Data entries:

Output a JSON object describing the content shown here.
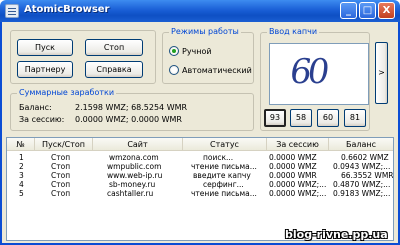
{
  "window": {
    "title": "AtomicBrowser",
    "minimize_glyph": "_",
    "maximize_glyph": "□",
    "close_glyph": "X"
  },
  "controls": {
    "start_label": "Пуск",
    "stop_label": "Стоп",
    "partner_label": "Партнеру",
    "help_label": "Справка"
  },
  "modes": {
    "title": "Режимы работы",
    "manual_label": "Ручной",
    "auto_label": "Автоматический",
    "selected": "manual"
  },
  "earnings": {
    "title": "Суммарные заработки",
    "balance_label": "Баланс:",
    "balance_value": "2.1598 WMZ; 68.5254 WMR",
    "session_label": "За сессию:",
    "session_value": "0.0000 WMZ; 0.0000 WMR"
  },
  "captcha": {
    "title": "Ввод капчи",
    "image_text": "60",
    "options": [
      "93",
      "58",
      "60",
      "81"
    ],
    "next_label": ">"
  },
  "table": {
    "columns": [
      "№",
      "Пуск/Стоп",
      "Сайт",
      "Статус",
      "За сессию",
      "Баланс"
    ],
    "rows": [
      [
        "1",
        "Стоп",
        "wmzona.com",
        "поиск...",
        "0.0000 WMZ",
        "0.6602 WMZ"
      ],
      [
        "2",
        "Стоп",
        "wmpublic.com",
        "чтение письма...",
        "0.0000 WMZ",
        "0.0943 WMZ;..."
      ],
      [
        "3",
        "Стоп",
        "www.web-ip.ru",
        "введите капчу",
        "0.0000 WMR",
        "66.3552 WMR"
      ],
      [
        "4",
        "Стоп",
        "sb-money.ru",
        "серфинг...",
        "0.0000 WMZ;...",
        "0.4870 WMZ;..."
      ],
      [
        "5",
        "Стоп",
        "cashtaller.ru",
        "чтение письма...",
        "0.0000 WMZ;...",
        "0.9183 WMZ;..."
      ]
    ]
  },
  "watermark": "blog-rivne.pp.ua"
}
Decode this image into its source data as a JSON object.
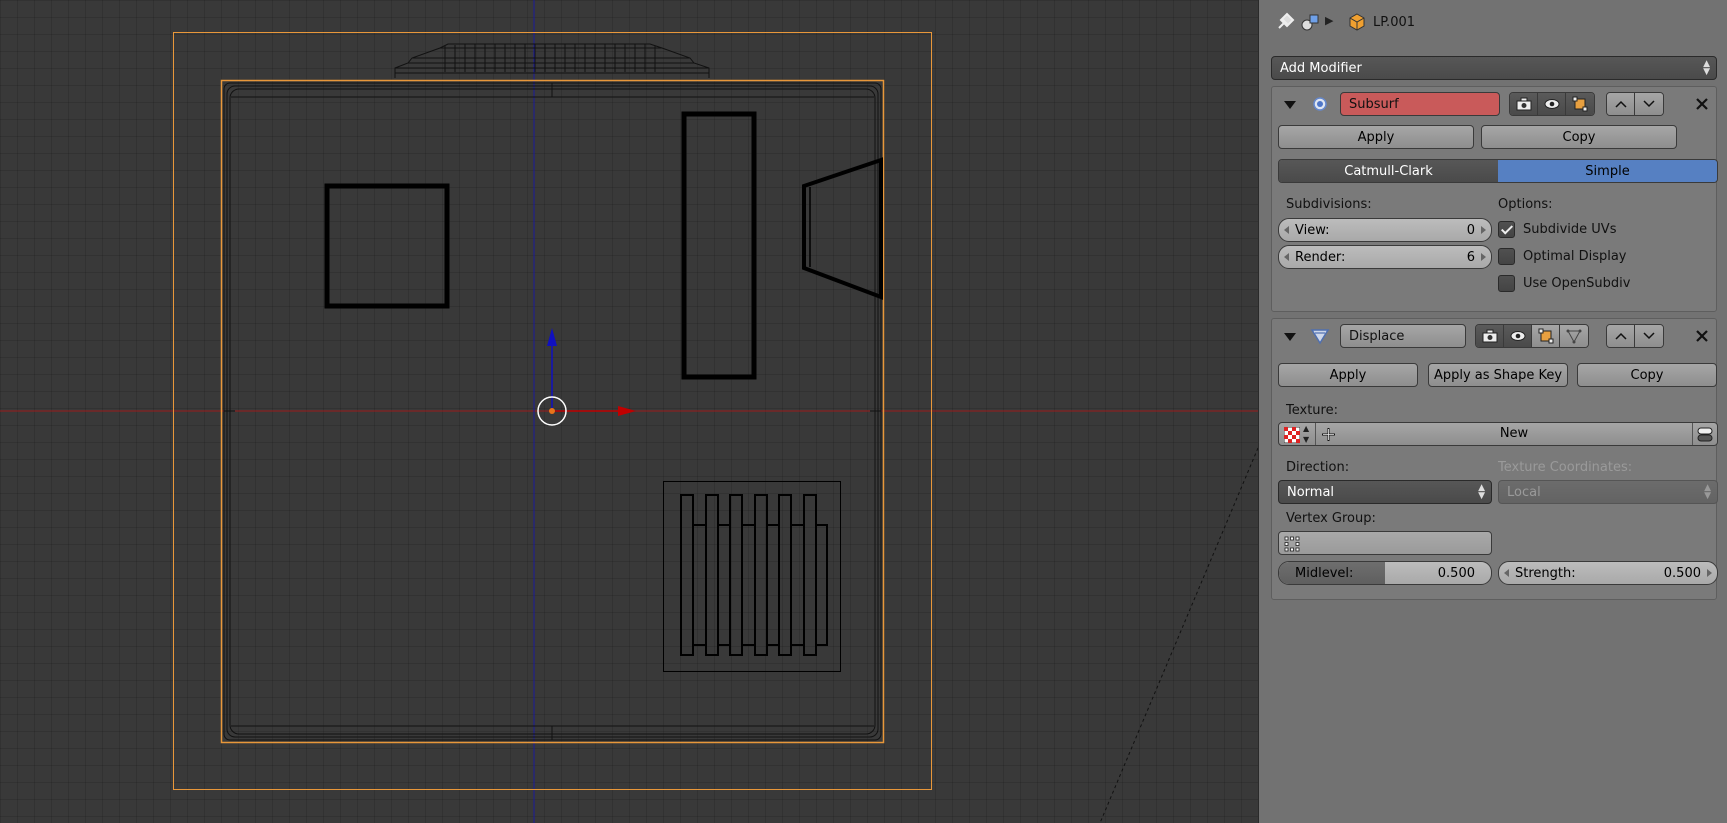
{
  "header": {
    "object_name": "LP.001",
    "icons": [
      "pin-icon",
      "modifier-wrench-icon",
      "mesh-object-icon"
    ]
  },
  "add_modifier": {
    "label": "Add Modifier"
  },
  "subsurf": {
    "name": "Subsurf",
    "apply_label": "Apply",
    "copy_label": "Copy",
    "algorithm_options": [
      "Catmull-Clark",
      "Simple"
    ],
    "selected_algorithm": "Simple",
    "subdivisions_label": "Subdivisions:",
    "view_label": "View:",
    "view_value": "0",
    "render_label": "Render:",
    "render_value": "6",
    "options_label": "Options:",
    "options": [
      {
        "label": "Subdivide UVs",
        "checked": true
      },
      {
        "label": "Optimal Display",
        "checked": false
      },
      {
        "label": "Use OpenSubdiv",
        "checked": false
      }
    ]
  },
  "displace": {
    "name": "Displace",
    "apply_label": "Apply",
    "apply_shape_key_label": "Apply as Shape Key",
    "copy_label": "Copy",
    "texture_label": "Texture:",
    "texture_new_label": "New",
    "direction_label": "Direction:",
    "direction_value": "Normal",
    "texture_coords_label": "Texture Coordinates:",
    "texture_coords_value": "Local",
    "vertex_group_label": "Vertex Group:",
    "vertex_group_value": "",
    "midlevel_label": "Midlevel:",
    "midlevel_value": "0.500",
    "strength_label": "Strength:",
    "strength_value": "0.500"
  },
  "colors": {
    "viewport_bg": "#393939",
    "panel_bg": "#727272",
    "selection_outline": "#e8973a",
    "subsurf_name_bg": "#c95a5a",
    "active_segment": "#5680c2",
    "x_axis": "#c00000",
    "y_axis": "#1010c0"
  }
}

### [Work required]
Reproduce all of the entries word for word, skipping any pictures they hold.

### [Answer for this exercise]
Output a JSON object describing the content shown here.
{
  "window": {
    "title": "AtomicBrowser",
    "minimize_glyph": "_",
    "maximize_glyph": "□",
    "close_glyph": "X"
  },
  "controls": {
    "start_label": "Пуск",
    "stop_label": "Стоп",
    "partner_label": "Партнеру",
    "help_label": "Справка"
  },
  "modes": {
    "title": "Режимы работы",
    "manual_label": "Ручной",
    "auto_label": "Автоматический",
    "selected": "manual"
  },
  "earnings": {
    "title": "Суммарные заработки",
    "balance_label": "Баланс:",
    "balance_value": "2.1598 WMZ; 68.5254 WMR",
    "session_label": "За сессию:",
    "session_value": "0.0000 WMZ; 0.0000 WMR"
  },
  "captcha": {
    "title": "Ввод капчи",
    "image_text": "60",
    "options": [
      "93",
      "58",
      "60",
      "81"
    ],
    "next_label": ">"
  },
  "table": {
    "columns": [
      "№",
      "Пуск/Стоп",
      "Сайт",
      "Статус",
      "За сессию",
      "Баланс"
    ],
    "rows": [
      [
        "1",
        "Стоп",
        "wmzona.com",
        "поиск...",
        "0.0000 WMZ",
        "0.6602 WMZ"
      ],
      [
        "2",
        "Стоп",
        "wmpublic.com",
        "чтение письма...",
        "0.0000 WMZ",
        "0.0943 WMZ;..."
      ],
      [
        "3",
        "Стоп",
        "www.web-ip.ru",
        "введите капчу",
        "0.0000 WMR",
        "66.3552 WMR"
      ],
      [
        "4",
        "Стоп",
        "sb-money.ru",
        "серфинг...",
        "0.0000 WMZ;...",
        "0.4870 WMZ;..."
      ],
      [
        "5",
        "Стоп",
        "cashtaller.ru",
        "чтение письма...",
        "0.0000 WMZ;...",
        "0.9183 WMZ;..."
      ]
    ]
  },
  "watermark": "blog-rivne.pp.ua"
}
Decode this image into its source data as a JSON object.
{
  "header": {
    "object_name": "LP.001",
    "icons": [
      "pin-icon",
      "modifier-wrench-icon",
      "mesh-object-icon"
    ]
  },
  "add_modifier": {
    "label": "Add Modifier"
  },
  "subsurf": {
    "name": "Subsurf",
    "apply_label": "Apply",
    "copy_label": "Copy",
    "algorithm_options": [
      "Catmull-Clark",
      "Simple"
    ],
    "selected_algorithm": "Simple",
    "subdivisions_label": "Subdivisions:",
    "view_label": "View:",
    "view_value": "0",
    "render_label": "Render:",
    "render_value": "6",
    "options_label": "Options:",
    "options": [
      {
        "label": "Subdivide UVs",
        "checked": true
      },
      {
        "label": "Optimal Display",
        "checked": false
      },
      {
        "label": "Use OpenSubdiv",
        "checked": false
      }
    ]
  },
  "displace": {
    "name": "Displace",
    "apply_label": "Apply",
    "apply_shape_key_label": "Apply as Shape Key",
    "copy_label": "Copy",
    "texture_label": "Texture:",
    "texture_new_label": "New",
    "direction_label": "Direction:",
    "direction_value": "Normal",
    "texture_coords_label": "Texture Coordinates:",
    "texture_coords_value": "Local",
    "vertex_group_label": "Vertex Group:",
    "vertex_group_value": "",
    "midlevel_label": "Midlevel:",
    "midlevel_value": "0.500",
    "strength_label": "Strength:",
    "strength_value": "0.500"
  },
  "colors": {
    "viewport_bg": "#393939",
    "panel_bg": "#727272",
    "selection_outline": "#e8973a",
    "subsurf_name_bg": "#c95a5a",
    "active_segment": "#5680c2",
    "x_axis": "#c00000",
    "y_axis": "#1010c0"
  }
}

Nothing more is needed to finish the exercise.